> **Direction**: Copy the data that follows exactly. Include no pictures.

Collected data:
----
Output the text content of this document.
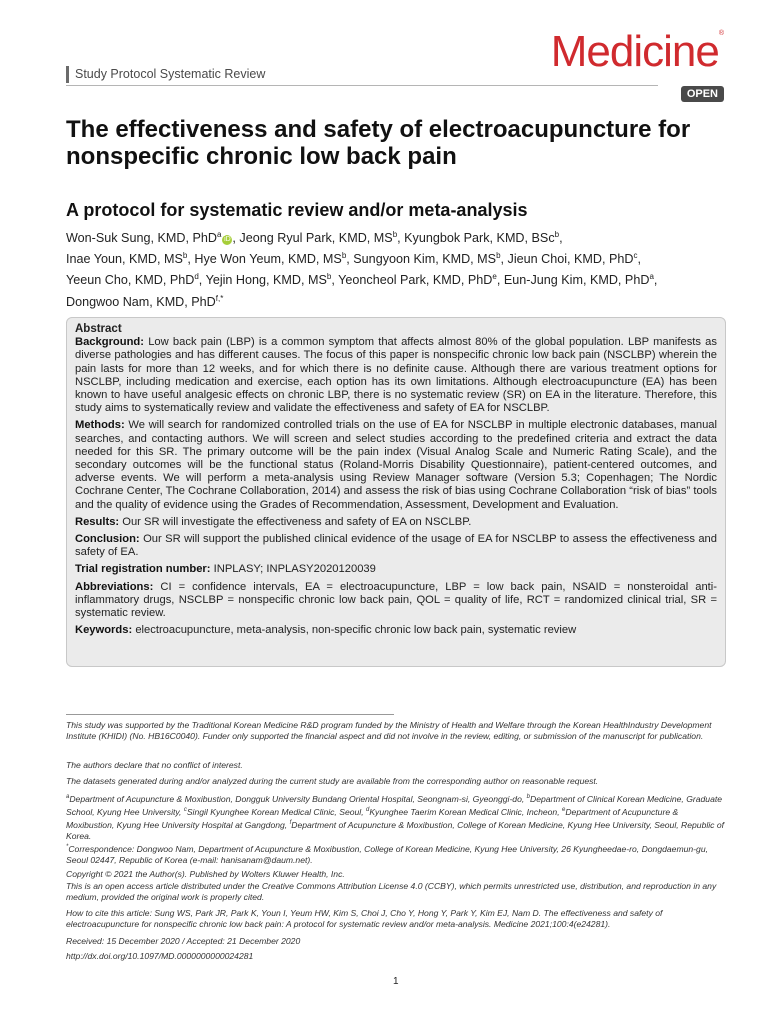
Study Protocol Systematic Review	Medicine®
OPEN
The effectiveness and safety of electroacupuncture for nonspecific chronic low back pain
A protocol for systematic review and/or meta-analysis
Won-Suk Sung, KMD, PhD$^a$iD , Jeong Ryul Park, KMD, $MS^b$, Kyungbok Park, KMD, BSc$^b$,
Inae Youn, KMD, $MS^b$, Hye Won Yeum, KMD, $MS^b$, Sungyoon Kim, KMD, $MS^b$, Jieun Choi, KMD, PhD$^c$,
Yeeun Cho, KMD, PhD$^d$, Yejin Hong, KMD, $MS^b$, Yeoncheol Park, KMD, PhD$^e$, Eun-Jung Kim, KMD, PhD$^a$,
Dongwoo Nam, KMD, PhD$^{f,*}$
Abstract

Background: Low back pain (LBP) is a common symptom that affects almost 80% of the global population. LBP manifests as diverse pathologies and has different causes. The focus of this paper is nonspecific chronic low back pain (NSCLBP) wherein the pain lasts for more than 12 weeks, and for which there is no definite cause. Although there are various treatment options for NSCLBP, including medication and exercise, each option has its own limitations. Although electroacupuncture (EA) has been known to have useful analgesic effects on chronic LBP, there is no systematic review (SR) on EA in the literature. Therefore, this study aims to systematically review and validate the effectiveness and safety of EA for NSCLBP.

Methods: We will search for randomized controlled trials on the use of EA for NSCLBP in multiple electronic databases, manual searches, and contacting authors. We will screen and select studies according to the predefined criteria and extract the data needed for this SR. The primary outcome will be the pain index (Visual Analog Scale and Numeric Rating Scale), and the secondary outcomes will be the functional status (Roland-Morris Disability Questionnaire), patient-centered outcomes, and adverse events. We will perform a meta-analysis using Review Manager software (Version 5.3; Copenhagen; The Nordic Cochrane Center, The Cochrane Collaboration, 2014) and assess the risk of bias using Cochrane Collaboration “risk of bias” tools and the quality of evidence using the Grades of Recommendation, Assessment, Development and Evaluation.

Results: Our SR will investigate the effectiveness and safety of EA on NSCLBP.

Conclusion: Our SR will support the published clinical evidence of the usage of EA for NSCLBP to assess the effectiveness and safety of EA.

Trial registration number: INPLASY; INPLASY2020120039

Abbreviations: CI = confidence intervals, EA = electroacupuncture, LBP = low back pain, NSAID = nonsteroidal anti-inflammatory drugs, NSCLBP = nonspecific chronic low back pain, QOL = quality of life, RCT = randomized clinical trial, SR = systematic review.

Keywords: electroacupuncture, meta-analysis, non-specific chronic low back pain, systematic review

This study was supported by the Traditional Korean Medicine R&D program funded by the Ministry of Health and Welfare through the Korean HealthIndustry Development Institute (KHIDI) (No. HB16C0040). Funder only supported the financial aspect and did not involve in the review, editing, or submission of the manuscript for publication.

The authors declare that no conflict of interest.

The datasets generated during and/or analyzed during the current study are available from the corresponding author on reasonable request.

$^a$Department of Acupuncture & Moxibustion, Dongguk University Bundang Oriental Hospital, Seongnam-si, Gyeonggi-do, $^b$Department of Clinical Korean Medicine, Graduate School, Kyung Hee University, $^c$Singil Kyunghee Korean Medical Clinic, Seoul, $^d$Kyunghee Taerim Korean Medical Clinic, Incheon, $^e$Department of Acupuncture & Moxibustion, Kyung Hee University Hospital at Gangdong, $^f$Department of Acupuncture & Moxibustion, College of Korean Medicine, Kyung Hee University, Seoul, Republic of Korea.

*Correspondence: Dongwoo Nam, Department of Acupuncture & Moxibustion, College of Korean Medicine, Kyung Hee University, 26 Kyungheedae-ro, Dongdaemun-gu, Seoul 02447, Republic of Korea (e-mail: hanisanam@daum.net).

Copyright © 2021 the Author(s). Published by Wolters Kluwer Health, Inc.

This is an open access article distributed under the Creative Commons Attribution License 4.0 (CCBY), which permits unrestricted use, distribution, and reproduction in any medium, provided the original work is properly cited.

How to cite this article: Sung WS, Park JR, Park K, Youn I, Yeum HW, Kim S, Choi J, Cho Y, Hong Y, Park Y, Kim EJ, Nam D. The effectiveness and safety of electroacupuncture for nonspecific chronic low back pain: A protocol for systematic review and/or meta-analysis. Medicine 2021;100:4(e24281).

Received: 15 December 2020 / Accepted: 21 December 2020

http://dx.doi.org/10.1097/MD.0000000000024281

1
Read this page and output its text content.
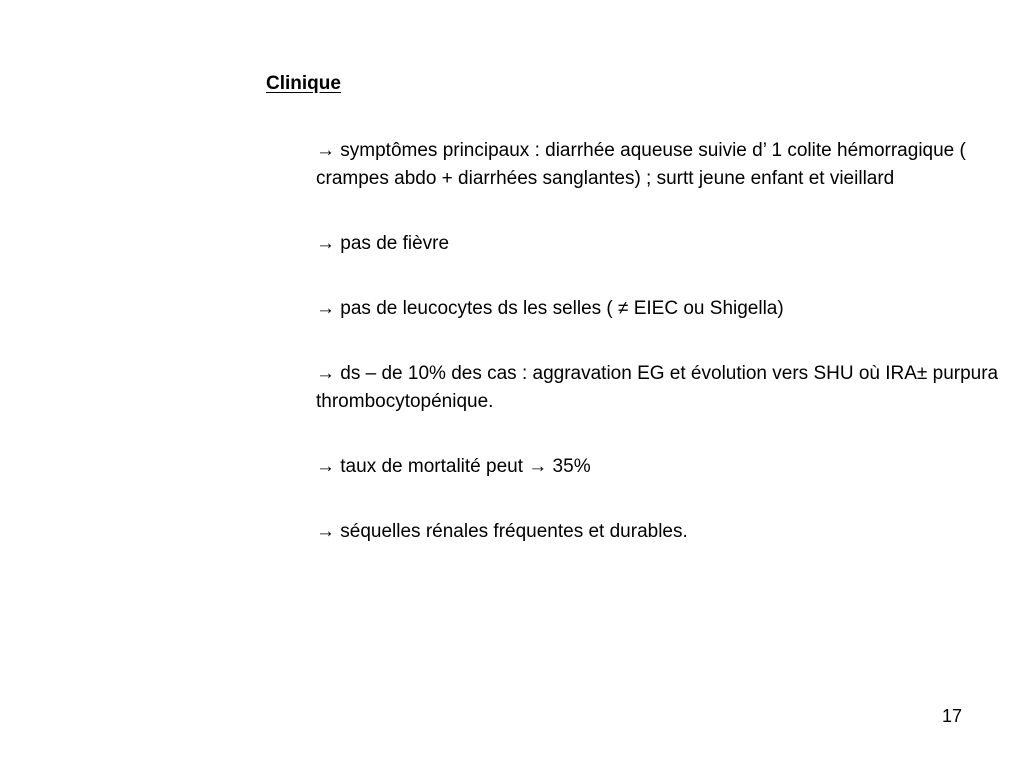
Clinique
→ symptômes principaux : diarrhée aqueuse suivie d’ 1 colite hémorragique ( crampes abdo + diarrhées sanglantes) ; surtt jeune enfant et vieillard
→ pas de fièvre
→ pas de leucocytes ds les selles ( ≠ EIEC ou Shigella)
→ ds – de 10% des cas : aggravation EG et évolution vers SHU où IRA± purpura thrombocytopénique.
→ taux de mortalité peut → 35%
→ séquelles rénales fréquentes et durables.
17
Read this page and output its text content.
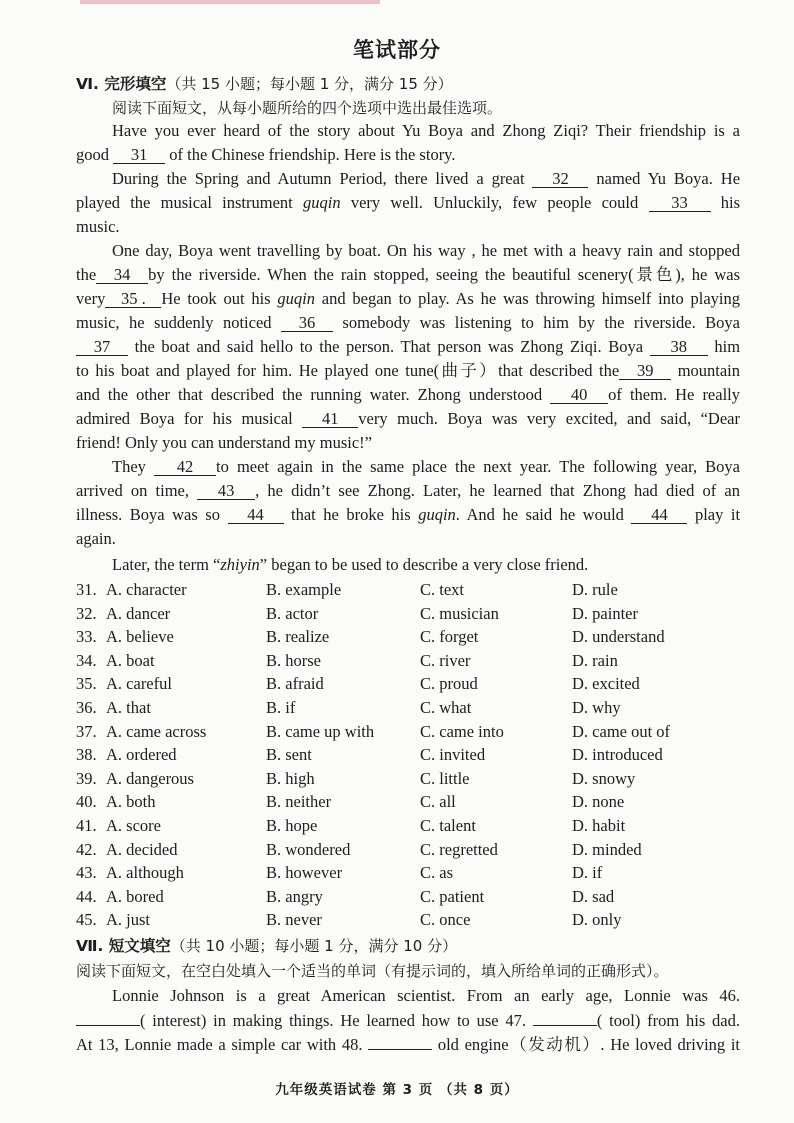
笔试部分
Ⅵ. 完形填空（共 15 小题；每小题 1 分，满分 15 分）
阅读下面短文，从每小题所给的四个选项中选出最佳选项。
Have you ever heard of the story about Yu Boya and Zhong Ziqi? Their friendship is a
good 31 of the Chinese friendship. Here is the story.
During the Spring and Autumn Period, there lived a great 32 named Yu Boya. He
played the musical instrument guqin very well. Unluckily, few people could 33 his
music.
One day, Boya went travelling by boat. On his way , he met with a heavy rain and stopped
the 34 by the riverside. When the rain stopped, seeing the beautiful scenery(景色), he was
very 35 . He took out his guqin and began to play. As he was throwing himself into playing
music, he suddenly noticed 36 somebody was listening to him by the riverside. Boya
37 the boat and said hello to the person. That person was Zhong Ziqi. Boya 38 him
to his boat and played for him. He played one tune(曲子）that described the 39 mountain
and the other that described the running water. Zhong understood 40 of them. He really
admired Boya for his musical 41 very much. Boya was very excited, and said, “Dear
friend! Only you can understand my music!”
They 42 to meet again in the same place the next year. The following year, Boya
arrived on time, 43 , he didn’t see Zhong. Later, he learned that Zhong had died of an
illness. Boya was so 44 that he broke his guqin. And he said he would 44 play it
again.
Later, the term “zhiyin” began to be used to describe a very close friend.
31. A. character	B. example	C. text	D. rule
32. A. dancer	B. actor	C. musician	D. painter
33. A. believe	B. realize	C. forget	D. understand
34. A. boat	B. horse	C. river	D. rain
35. A. careful	B. afraid	C. proud	D. excited
36. A. that	B. if	C. what	D. why
37. A. came across	B. came up with	C. came into	D. came out of
38. A. ordered	B. sent	C. invited	D. introduced
39. A. dangerous	B. high	C. little	D. snowy
40. A. both	B. neither	C. all	D. none
41. A. score	B. hope	C. talent	D. habit
42. A. decided	B. wondered	C. regretted	D. minded
43. A. although	B. however	C. as	D. if
44. A. bored	B. angry	C. patient	D. sad
45. A. just	B. never	C. once	D. only
Ⅶ. 短文填空（共 10 小题；每小题 1 分，满分 10 分）
阅读下面短文，在空白处填入一个适当的单词（有提示词的，填入所给单词的正确形式）。
Lonnie Johnson is a great American scientist. From an early age, Lonnie was 46.
( interest) in making things. He learned how to use 47.	( tool) from his dad.
At 13, Lonnie made a simple car with 48.	old engine（发动机）. He loved driving it
九年级英语试卷 第 3 页 （共 8 页）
----
> **Task solution**:
Output the text content of this document.
Study Protocol Systematic Review	Medicine®
OPEN
The effectiveness and safety of electroacupuncture for nonspecific chronic low back pain
A protocol for systematic review and/or meta-analysis
Won-Suk Sung, KMD, PhD$^a$iD , Jeong Ryul Park, KMD, $MS^b$, Kyungbok Park, KMD, BSc$^b$,
Inae Youn, KMD, $MS^b$, Hye Won Yeum, KMD, $MS^b$, Sungyoon Kim, KMD, $MS^b$, Jieun Choi, KMD, PhD$^c$,
Yeeun Cho, KMD, PhD$^d$, Yejin Hong, KMD, $MS^b$, Yeoncheol Park, KMD, PhD$^e$, Eun-Jung Kim, KMD, PhD$^a$,
Dongwoo Nam, KMD, PhD$^{f,*}$
Abstract

Background: Low back pain (LBP) is a common symptom that affects almost 80% of the global population. LBP manifests as diverse pathologies and has different causes. The focus of this paper is nonspecific chronic low back pain (NSCLBP) wherein the pain lasts for more than 12 weeks, and for which there is no definite cause. Although there are various treatment options for NSCLBP, including medication and exercise, each option has its own limitations. Although electroacupuncture (EA) has been known to have useful analgesic effects on chronic LBP, there is no systematic review (SR) on EA in the literature. Therefore, this study aims to systematically review and validate the effectiveness and safety of EA for NSCLBP.

Methods: We will search for randomized controlled trials on the use of EA for NSCLBP in multiple electronic databases, manual searches, and contacting authors. We will screen and select studies according to the predefined criteria and extract the data needed for this SR. The primary outcome will be the pain index (Visual Analog Scale and Numeric Rating Scale), and the secondary outcomes will be the functional status (Roland-Morris Disability Questionnaire), patient-centered outcomes, and adverse events. We will perform a meta-analysis using Review Manager software (Version 5.3; Copenhagen; The Nordic Cochrane Center, The Cochrane Collaboration, 2014) and assess the risk of bias using Cochrane Collaboration “risk of bias” tools and the quality of evidence using the Grades of Recommendation, Assessment, Development and Evaluation.

Results: Our SR will investigate the effectiveness and safety of EA on NSCLBP.

Conclusion: Our SR will support the published clinical evidence of the usage of EA for NSCLBP to assess the effectiveness and safety of EA.

Trial registration number: INPLASY; INPLASY2020120039

Abbreviations: CI = confidence intervals, EA = electroacupuncture, LBP = low back pain, NSAID = nonsteroidal anti-inflammatory drugs, NSCLBP = nonspecific chronic low back pain, QOL = quality of life, RCT = randomized clinical trial, SR = systematic review.

Keywords: electroacupuncture, meta-analysis, non-specific chronic low back pain, systematic review

This study was supported by the Traditional Korean Medicine R&D program funded by the Ministry of Health and Welfare through the Korean HealthIndustry Development Institute (KHIDI) (No. HB16C0040). Funder only supported the financial aspect and did not involve in the review, editing, or submission of the manuscript for publication.

The authors declare that no conflict of interest.

The datasets generated during and/or analyzed during the current study are available from the corresponding author on reasonable request.

$^a$Department of Acupuncture & Moxibustion, Dongguk University Bundang Oriental Hospital, Seongnam-si, Gyeonggi-do, $^b$Department of Clinical Korean Medicine, Graduate School, Kyung Hee University, $^c$Singil Kyunghee Korean Medical Clinic, Seoul, $^d$Kyunghee Taerim Korean Medical Clinic, Incheon, $^e$Department of Acupuncture & Moxibustion, Kyung Hee University Hospital at Gangdong, $^f$Department of Acupuncture & Moxibustion, College of Korean Medicine, Kyung Hee University, Seoul, Republic of Korea.

*Correspondence: Dongwoo Nam, Department of Acupuncture & Moxibustion, College of Korean Medicine, Kyung Hee University, 26 Kyungheedae-ro, Dongdaemun-gu, Seoul 02447, Republic of Korea (e-mail: hanisanam@daum.net).

Copyright © 2021 the Author(s). Published by Wolters Kluwer Health, Inc.

This is an open access article distributed under the Creative Commons Attribution License 4.0 (CCBY), which permits unrestricted use, distribution, and reproduction in any medium, provided the original work is properly cited.

How to cite this article: Sung WS, Park JR, Park K, Youn I, Yeum HW, Kim S, Choi J, Cho Y, Hong Y, Park Y, Kim EJ, Nam D. The effectiveness and safety of electroacupuncture for nonspecific chronic low back pain: A protocol for systematic review and/or meta-analysis. Medicine 2021;100:4(e24281).

Received: 15 December 2020 / Accepted: 21 December 2020

http://dx.doi.org/10.1097/MD.0000000000024281

1
Read this page and output its text content.
Clinique
→ symptômes principaux : diarrhée aqueuse suivie d’ 1 colite hémorragique ( crampes abdo + diarrhées sanglantes) ; surtt jeune enfant et vieillard
→ pas de fièvre
→ pas de leucocytes ds les selles ( ≠ EIEC ou Shigella)
→ ds – de 10% des cas : aggravation EG et évolution vers SHU où IRA± purpura thrombocytopénique.
→ taux de mortalité peut → 35%
→ séquelles rénales fréquentes et durables.
17
Read this page and output its text content.
笔试部分
Ⅵ. 完形填空（共 15 小题；每小题 1 分，满分 15 分）
阅读下面短文，从每小题所给的四个选项中选出最佳选项。
Have you ever heard of the story about Yu Boya and Zhong Ziqi? Their friendship is a
good 31 of the Chinese friendship. Here is the story.
During the Spring and Autumn Period, there lived a great 32 named Yu Boya. He
played the musical instrument guqin very well. Unluckily, few people could 33 his
music.
One day, Boya went travelling by boat. On his way , he met with a heavy rain and stopped
the 34 by the riverside. When the rain stopped, seeing the beautiful scenery(景色), he was
very 35 . He took out his guqin and began to play. As he was throwing himself into playing
music, he suddenly noticed 36 somebody was listening to him by the riverside. Boya
37 the boat and said hello to the person. That person was Zhong Ziqi. Boya 38 him
to his boat and played for him. He played one tune(曲子）that described the 39 mountain
and the other that described the running water. Zhong understood 40 of them. He really
admired Boya for his musical 41 very much. Boya was very excited, and said, “Dear
friend! Only you can understand my music!”
They 42 to meet again in the same place the next year. The following year, Boya
arrived on time, 43 , he didn’t see Zhong. Later, he learned that Zhong had died of an
illness. Boya was so 44 that he broke his guqin. And he said he would 44 play it
again.
Later, the term “zhiyin” began to be used to describe a very close friend.
31. A. character	B. example	C. text	D. rule
32. A. dancer	B. actor	C. musician	D. painter
33. A. believe	B. realize	C. forget	D. understand
34. A. boat	B. horse	C. river	D. rain
35. A. careful	B. afraid	C. proud	D. excited
36. A. that	B. if	C. what	D. why
37. A. came across	B. came up with	C. came into	D. came out of
38. A. ordered	B. sent	C. invited	D. introduced
39. A. dangerous	B. high	C. little	D. snowy
40. A. both	B. neither	C. all	D. none
41. A. score	B. hope	C. talent	D. habit
42. A. decided	B. wondered	C. regretted	D. minded
43. A. although	B. however	C. as	D. if
44. A. bored	B. angry	C. patient	D. sad
45. A. just	B. never	C. once	D. only
Ⅶ. 短文填空（共 10 小题；每小题 1 分，满分 10 分）
阅读下面短文，在空白处填入一个适当的单词（有提示词的，填入所给单词的正确形式）。
Lonnie Johnson is a great American scientist. From an early age, Lonnie was 46.
( interest) in making things. He learned how to use 47.	( tool) from his dad.
At 13, Lonnie made a simple car with 48.	old engine（发动机）. He loved driving it
九年级英语试卷 第 3 页 （共 8 页）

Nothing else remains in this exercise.